### Document text
If you're making a list of the worst comic book-based movies of all time, Judge Dredd probably isn't in the #1 slot, but it's almost certainly very close to the top.
Upon its release in June of 1995, the movie received critical reviews that could charitably be described as poor. Reaction from longtime Dredd fans wasn't any better. The film even churned up a bit of controversy, due to the fact that the titular character removes his helmet during the course of the story -- something he'd almost never do on the page. It was widely believed that the studio, the Disney-owned Hollywood Pictures, didn't want to pay star Sylvester Stallone millions of dollars for a role that obscured his face from the audience.
Despite a general lack of quality, Judge Dredd proves to be an interesting case study in how the screen version of a popular comic book character can go off-track. We've gathered some intriguing trivia about the making of the movie. Some of these tidbits help to explain what went wrong. Others provide a glimpse of what Judge Dredd might have been like, for better or worse, if different creative choices had been made. All of them will help you understand this notorious misfire more fully.
Here are 15 Things You Didn't Know About the Disastrous Judge Dredd Movie.
15 Stallone wanted Joe Pesci to co-star
Dredd's sidekick, to the extent that anyone like Dredd can ever have a sidekick, is Herman "Fergee" Ferguson, a hacker he previously busted for destruction of property. They're reunited on their way to a penal colony after Dredd is framed for a murder he did not commit. From that point on, fate conspires to throw them into an adventure together.
To play the role of Fergee, Stallone wanted Joe Pesci, who'd won an Oscar for Goodfellas a few years before and was also coming off the hit Home Alone movies, as well as My Cousin Vinny. Sci-fi really wasn't Pesci's forte, though, and he passed.
Instead, Stallone went to Rob Schneider, the Saturday Night Live comedian with whom he'd very briefly shared the screen in Demolition Man. He thought Schneider was funny and could add some effective comic relief to the film. Unlike Pesci, the comic accepted.
14 A world-famous designer's costumes were rejected
Gianni Versace was one of the most famous designers in the world. Despite his death in 1997, his name continues to represent high-end fashion. The producers of Judge Dredd thought it would be a stroke of genius to have him do some costume designs for their movie.
The concept drawings Versace delivered were less than impressive to them, however. It appeared that he didn't really understand the character or have much of an impression of how he looked on the page. Most are variations on the same idea, which is that Dredd wears what appears to be a skintight black leather leotard, combined with bulking codpiece, the likes of which would be ridiculed in Joel Schumacher's Batman & Robin two years later.

### Dataset entries

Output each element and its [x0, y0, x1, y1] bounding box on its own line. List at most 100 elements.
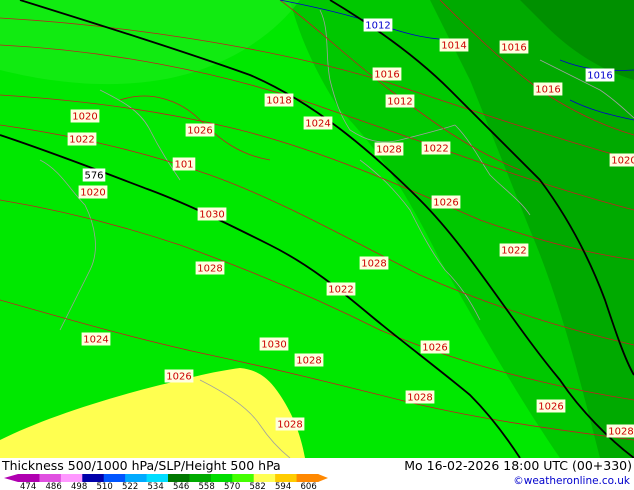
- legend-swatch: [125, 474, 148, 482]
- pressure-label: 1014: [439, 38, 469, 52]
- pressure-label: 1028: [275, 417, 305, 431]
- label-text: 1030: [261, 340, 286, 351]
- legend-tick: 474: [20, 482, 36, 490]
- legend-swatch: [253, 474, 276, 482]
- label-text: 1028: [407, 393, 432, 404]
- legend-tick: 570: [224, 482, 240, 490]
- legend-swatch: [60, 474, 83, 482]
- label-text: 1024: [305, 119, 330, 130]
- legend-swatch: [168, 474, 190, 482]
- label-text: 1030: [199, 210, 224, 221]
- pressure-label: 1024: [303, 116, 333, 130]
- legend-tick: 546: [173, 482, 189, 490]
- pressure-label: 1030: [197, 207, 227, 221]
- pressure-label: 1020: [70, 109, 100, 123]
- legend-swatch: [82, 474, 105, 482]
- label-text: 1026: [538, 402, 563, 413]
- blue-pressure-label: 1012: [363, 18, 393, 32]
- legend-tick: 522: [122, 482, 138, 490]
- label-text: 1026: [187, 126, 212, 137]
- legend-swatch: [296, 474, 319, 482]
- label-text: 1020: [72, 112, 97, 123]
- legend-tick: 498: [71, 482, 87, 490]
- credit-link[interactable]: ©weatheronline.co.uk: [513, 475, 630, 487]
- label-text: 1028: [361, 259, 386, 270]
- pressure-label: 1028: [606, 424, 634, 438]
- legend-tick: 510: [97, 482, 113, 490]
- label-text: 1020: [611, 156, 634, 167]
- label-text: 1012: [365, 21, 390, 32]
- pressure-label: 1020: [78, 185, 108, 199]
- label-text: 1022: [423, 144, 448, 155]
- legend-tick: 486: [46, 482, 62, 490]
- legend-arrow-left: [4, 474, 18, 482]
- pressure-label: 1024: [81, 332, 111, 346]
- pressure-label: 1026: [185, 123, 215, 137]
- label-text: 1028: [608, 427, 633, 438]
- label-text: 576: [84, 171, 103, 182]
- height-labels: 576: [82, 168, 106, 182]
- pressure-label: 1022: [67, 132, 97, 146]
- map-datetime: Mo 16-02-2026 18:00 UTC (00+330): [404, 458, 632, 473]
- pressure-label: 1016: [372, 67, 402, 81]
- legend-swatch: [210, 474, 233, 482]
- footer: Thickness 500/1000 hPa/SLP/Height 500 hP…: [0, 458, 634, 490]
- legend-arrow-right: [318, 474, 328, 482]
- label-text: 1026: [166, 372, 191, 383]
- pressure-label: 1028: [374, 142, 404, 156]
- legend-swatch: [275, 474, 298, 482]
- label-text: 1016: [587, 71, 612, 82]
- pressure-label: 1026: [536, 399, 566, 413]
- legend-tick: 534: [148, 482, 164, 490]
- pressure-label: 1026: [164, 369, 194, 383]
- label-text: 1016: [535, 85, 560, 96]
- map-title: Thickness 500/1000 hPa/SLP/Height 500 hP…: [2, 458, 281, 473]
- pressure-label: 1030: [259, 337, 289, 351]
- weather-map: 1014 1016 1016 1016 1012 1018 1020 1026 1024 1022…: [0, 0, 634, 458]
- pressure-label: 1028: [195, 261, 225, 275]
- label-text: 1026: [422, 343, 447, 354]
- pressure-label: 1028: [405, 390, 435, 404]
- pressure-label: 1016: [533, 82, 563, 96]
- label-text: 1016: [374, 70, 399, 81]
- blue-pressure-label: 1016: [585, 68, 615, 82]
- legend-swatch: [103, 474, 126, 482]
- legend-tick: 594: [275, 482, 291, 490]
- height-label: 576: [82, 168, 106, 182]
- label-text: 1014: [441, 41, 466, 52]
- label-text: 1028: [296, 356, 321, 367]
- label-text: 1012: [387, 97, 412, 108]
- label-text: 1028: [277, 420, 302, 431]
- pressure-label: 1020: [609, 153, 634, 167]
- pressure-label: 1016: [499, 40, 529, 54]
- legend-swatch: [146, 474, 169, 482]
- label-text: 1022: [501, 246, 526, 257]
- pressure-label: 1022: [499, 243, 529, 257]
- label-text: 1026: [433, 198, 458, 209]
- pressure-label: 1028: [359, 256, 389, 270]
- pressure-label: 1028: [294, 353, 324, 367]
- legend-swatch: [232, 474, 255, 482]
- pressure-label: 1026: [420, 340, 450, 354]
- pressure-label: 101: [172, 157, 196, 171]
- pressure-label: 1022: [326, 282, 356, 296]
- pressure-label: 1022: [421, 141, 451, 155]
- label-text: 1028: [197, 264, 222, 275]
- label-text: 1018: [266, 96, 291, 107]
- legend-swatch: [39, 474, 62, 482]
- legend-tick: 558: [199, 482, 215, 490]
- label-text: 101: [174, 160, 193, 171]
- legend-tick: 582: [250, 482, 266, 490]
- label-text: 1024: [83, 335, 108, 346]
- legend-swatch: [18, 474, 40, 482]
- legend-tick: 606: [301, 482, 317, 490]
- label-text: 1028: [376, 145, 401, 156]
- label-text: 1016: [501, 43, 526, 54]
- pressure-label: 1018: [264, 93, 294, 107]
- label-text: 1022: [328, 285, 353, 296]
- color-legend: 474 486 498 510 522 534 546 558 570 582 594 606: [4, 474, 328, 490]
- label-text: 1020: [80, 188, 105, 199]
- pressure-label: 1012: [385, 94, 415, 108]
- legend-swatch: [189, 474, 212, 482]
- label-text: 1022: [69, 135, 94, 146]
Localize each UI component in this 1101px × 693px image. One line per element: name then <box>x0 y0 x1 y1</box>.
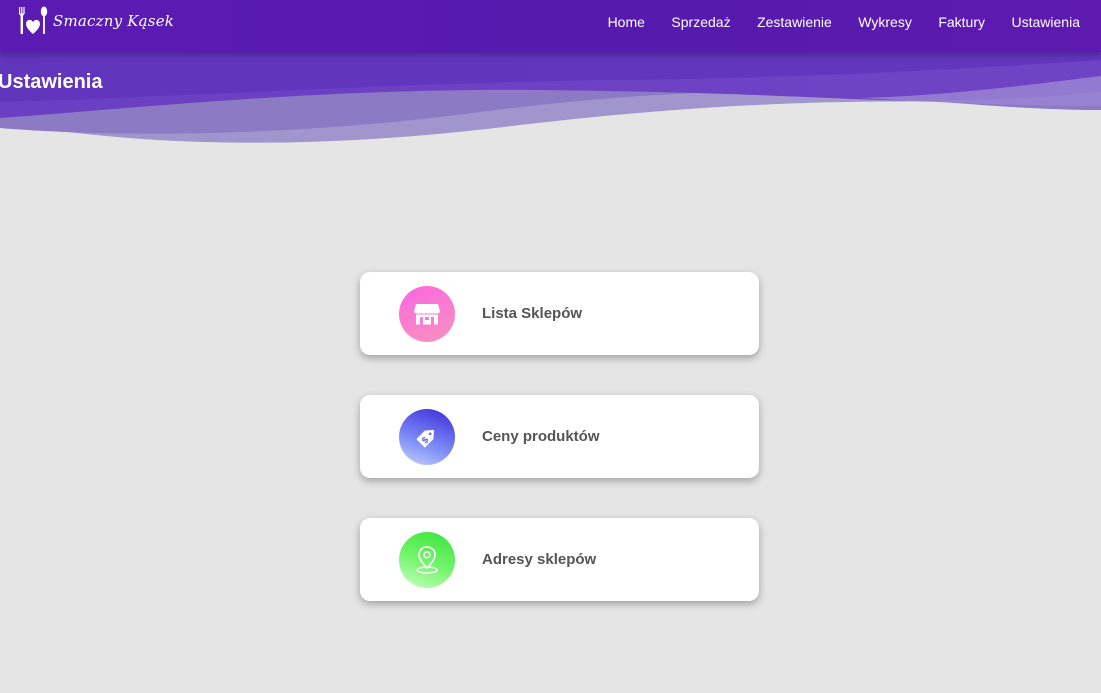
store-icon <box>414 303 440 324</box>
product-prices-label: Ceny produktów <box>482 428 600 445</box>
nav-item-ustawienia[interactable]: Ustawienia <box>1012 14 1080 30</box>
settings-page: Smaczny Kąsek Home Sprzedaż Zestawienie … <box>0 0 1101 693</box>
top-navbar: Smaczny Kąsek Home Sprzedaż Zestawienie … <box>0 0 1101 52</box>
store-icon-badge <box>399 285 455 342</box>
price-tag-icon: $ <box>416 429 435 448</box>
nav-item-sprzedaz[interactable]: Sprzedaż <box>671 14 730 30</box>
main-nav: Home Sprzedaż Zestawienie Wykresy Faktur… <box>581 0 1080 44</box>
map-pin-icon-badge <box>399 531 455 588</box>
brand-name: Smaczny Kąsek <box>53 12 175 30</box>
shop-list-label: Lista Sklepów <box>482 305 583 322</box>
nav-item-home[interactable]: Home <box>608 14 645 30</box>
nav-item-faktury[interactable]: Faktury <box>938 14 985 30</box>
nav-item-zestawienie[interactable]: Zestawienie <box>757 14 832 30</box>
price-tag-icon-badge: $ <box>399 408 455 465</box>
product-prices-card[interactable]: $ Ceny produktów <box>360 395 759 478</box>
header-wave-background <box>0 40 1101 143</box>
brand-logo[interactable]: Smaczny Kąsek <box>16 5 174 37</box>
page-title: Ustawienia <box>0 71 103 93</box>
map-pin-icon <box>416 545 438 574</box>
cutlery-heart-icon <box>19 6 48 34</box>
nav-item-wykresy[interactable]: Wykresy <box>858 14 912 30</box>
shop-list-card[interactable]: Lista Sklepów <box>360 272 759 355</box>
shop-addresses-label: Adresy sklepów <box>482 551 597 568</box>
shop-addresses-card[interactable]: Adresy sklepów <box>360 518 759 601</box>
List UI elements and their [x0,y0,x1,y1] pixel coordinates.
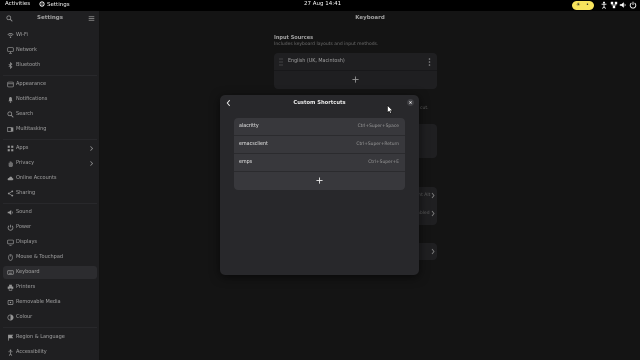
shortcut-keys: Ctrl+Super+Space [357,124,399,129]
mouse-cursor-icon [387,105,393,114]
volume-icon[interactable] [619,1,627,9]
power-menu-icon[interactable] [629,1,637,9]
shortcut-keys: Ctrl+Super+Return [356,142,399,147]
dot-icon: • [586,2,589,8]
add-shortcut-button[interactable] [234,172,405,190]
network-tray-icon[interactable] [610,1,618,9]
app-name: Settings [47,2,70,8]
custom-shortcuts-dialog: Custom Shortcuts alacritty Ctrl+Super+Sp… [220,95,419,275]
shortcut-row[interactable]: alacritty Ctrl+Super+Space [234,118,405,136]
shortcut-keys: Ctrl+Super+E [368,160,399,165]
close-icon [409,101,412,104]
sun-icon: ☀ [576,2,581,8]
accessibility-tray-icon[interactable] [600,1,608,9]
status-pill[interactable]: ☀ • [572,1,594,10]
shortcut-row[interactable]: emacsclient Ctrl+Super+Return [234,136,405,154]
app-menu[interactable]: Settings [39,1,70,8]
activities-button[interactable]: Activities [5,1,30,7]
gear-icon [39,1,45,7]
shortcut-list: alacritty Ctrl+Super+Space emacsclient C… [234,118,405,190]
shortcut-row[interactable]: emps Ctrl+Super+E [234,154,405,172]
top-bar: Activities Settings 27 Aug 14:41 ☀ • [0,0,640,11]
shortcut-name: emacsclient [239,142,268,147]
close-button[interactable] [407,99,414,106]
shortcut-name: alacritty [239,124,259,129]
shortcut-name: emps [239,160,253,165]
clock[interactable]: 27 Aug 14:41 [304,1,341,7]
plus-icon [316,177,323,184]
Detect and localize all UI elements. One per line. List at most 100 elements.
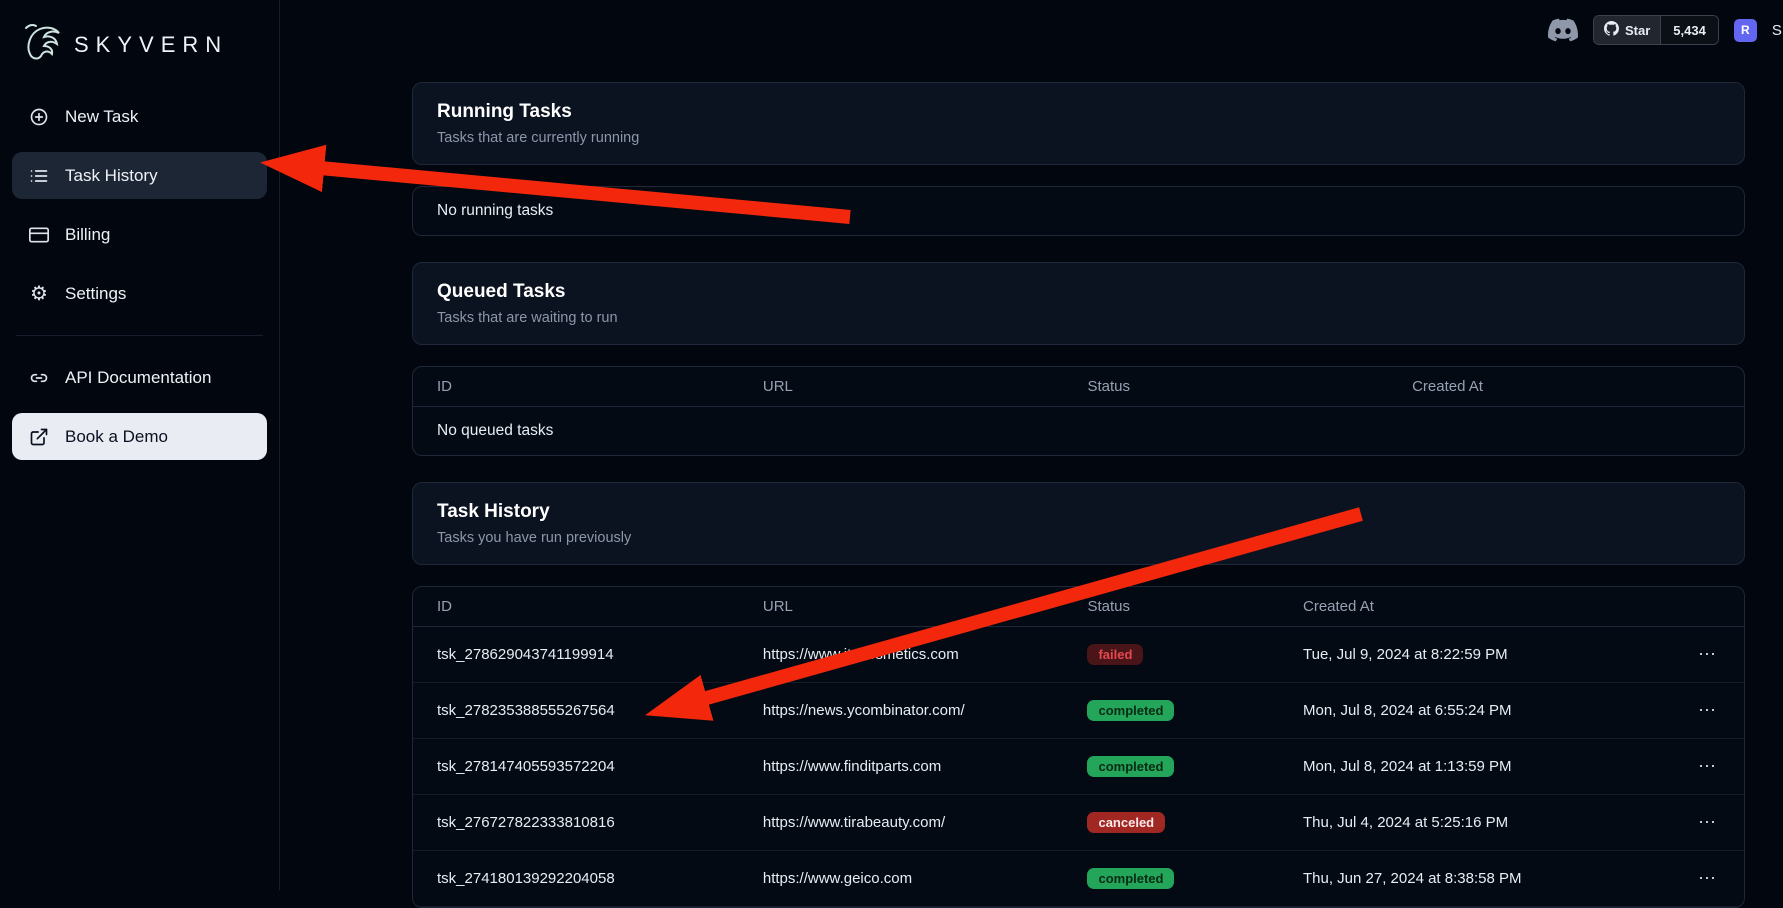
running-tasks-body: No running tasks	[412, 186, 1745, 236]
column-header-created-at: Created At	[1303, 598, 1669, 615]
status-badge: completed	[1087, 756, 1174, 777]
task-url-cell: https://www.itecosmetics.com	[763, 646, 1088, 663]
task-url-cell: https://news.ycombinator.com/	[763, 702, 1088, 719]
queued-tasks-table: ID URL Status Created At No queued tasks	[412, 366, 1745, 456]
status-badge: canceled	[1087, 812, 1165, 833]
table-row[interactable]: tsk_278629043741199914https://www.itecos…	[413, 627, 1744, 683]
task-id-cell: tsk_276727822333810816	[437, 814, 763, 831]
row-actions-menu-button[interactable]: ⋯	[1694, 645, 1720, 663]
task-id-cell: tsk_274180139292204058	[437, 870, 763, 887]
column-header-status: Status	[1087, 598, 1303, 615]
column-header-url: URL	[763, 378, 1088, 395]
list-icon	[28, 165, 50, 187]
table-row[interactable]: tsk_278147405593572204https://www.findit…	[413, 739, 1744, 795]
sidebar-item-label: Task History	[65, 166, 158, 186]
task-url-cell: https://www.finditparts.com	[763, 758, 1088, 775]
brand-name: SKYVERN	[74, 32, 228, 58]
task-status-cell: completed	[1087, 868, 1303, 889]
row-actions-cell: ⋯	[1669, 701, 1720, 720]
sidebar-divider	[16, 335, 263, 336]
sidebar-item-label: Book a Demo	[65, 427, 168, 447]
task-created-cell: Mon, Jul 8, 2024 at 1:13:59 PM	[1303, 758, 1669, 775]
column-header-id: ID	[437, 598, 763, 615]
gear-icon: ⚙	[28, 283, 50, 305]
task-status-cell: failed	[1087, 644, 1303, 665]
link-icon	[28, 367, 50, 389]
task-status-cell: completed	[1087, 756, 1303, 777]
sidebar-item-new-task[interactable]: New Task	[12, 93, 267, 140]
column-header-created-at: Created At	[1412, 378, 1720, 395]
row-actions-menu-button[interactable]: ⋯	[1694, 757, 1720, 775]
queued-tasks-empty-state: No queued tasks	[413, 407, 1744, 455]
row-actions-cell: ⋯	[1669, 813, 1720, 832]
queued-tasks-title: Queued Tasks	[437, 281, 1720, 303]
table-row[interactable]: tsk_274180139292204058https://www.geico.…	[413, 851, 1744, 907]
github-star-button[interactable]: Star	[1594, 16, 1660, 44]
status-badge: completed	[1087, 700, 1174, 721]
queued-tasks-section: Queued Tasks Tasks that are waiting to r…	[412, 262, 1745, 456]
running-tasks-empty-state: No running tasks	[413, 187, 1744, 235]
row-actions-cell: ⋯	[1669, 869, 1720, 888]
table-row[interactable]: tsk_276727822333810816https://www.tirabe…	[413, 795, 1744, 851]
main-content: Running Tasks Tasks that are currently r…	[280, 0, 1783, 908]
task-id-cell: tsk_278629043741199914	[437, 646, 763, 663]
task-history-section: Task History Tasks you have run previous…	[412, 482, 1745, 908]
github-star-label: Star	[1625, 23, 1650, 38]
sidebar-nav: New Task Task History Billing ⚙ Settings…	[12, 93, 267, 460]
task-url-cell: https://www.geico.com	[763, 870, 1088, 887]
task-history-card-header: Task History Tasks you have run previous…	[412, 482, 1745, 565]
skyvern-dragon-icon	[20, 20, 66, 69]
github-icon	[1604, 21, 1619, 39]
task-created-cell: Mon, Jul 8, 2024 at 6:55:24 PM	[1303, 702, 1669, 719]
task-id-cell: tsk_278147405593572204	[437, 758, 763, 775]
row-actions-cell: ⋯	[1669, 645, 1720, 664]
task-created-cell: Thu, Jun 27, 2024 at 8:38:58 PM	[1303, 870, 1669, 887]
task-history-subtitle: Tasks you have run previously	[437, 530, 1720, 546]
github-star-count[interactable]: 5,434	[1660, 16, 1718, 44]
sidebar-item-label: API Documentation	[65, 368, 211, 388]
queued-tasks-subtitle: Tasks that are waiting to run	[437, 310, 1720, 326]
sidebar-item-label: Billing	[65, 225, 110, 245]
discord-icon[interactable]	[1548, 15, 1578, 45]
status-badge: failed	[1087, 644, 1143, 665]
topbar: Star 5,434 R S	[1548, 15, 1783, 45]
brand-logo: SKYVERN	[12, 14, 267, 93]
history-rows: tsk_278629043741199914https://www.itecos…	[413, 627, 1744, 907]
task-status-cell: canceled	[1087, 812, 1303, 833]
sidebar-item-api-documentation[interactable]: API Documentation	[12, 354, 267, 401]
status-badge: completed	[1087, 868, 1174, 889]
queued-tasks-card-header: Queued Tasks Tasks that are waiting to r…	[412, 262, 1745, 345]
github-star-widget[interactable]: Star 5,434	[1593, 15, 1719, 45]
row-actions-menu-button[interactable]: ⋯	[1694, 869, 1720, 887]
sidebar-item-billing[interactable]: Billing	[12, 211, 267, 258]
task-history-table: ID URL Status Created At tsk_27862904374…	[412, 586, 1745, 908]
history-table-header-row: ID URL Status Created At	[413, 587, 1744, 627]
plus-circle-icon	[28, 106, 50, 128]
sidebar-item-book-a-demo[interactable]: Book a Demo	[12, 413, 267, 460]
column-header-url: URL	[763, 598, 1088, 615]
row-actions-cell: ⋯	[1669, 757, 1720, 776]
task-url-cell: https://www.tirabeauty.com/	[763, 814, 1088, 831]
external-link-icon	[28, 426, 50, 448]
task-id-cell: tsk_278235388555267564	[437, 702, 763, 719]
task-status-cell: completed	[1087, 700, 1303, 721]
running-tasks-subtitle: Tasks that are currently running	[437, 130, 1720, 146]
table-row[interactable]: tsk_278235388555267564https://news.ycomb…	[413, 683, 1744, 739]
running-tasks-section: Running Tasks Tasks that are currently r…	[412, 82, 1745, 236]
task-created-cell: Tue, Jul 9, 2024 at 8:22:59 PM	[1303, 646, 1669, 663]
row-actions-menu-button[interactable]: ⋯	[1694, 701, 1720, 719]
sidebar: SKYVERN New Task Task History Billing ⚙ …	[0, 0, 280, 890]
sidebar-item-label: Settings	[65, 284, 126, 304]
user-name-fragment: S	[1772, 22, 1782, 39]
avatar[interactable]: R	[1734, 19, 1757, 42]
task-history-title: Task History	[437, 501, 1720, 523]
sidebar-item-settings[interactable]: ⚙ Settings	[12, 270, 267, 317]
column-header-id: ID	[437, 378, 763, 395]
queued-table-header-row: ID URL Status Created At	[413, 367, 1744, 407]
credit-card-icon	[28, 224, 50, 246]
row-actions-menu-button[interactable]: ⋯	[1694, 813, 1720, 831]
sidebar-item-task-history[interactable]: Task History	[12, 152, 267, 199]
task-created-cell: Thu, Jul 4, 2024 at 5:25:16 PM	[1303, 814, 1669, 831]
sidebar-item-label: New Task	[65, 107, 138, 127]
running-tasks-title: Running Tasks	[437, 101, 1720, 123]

### Given exercise
According to the article on the Judge Dredd movie, who did Stallone cast as Fergee after Joe Pesci turned the part down? The material has no connection to the text about the Judge Dredd movie.

### Answer for this exercise
Rob Schneider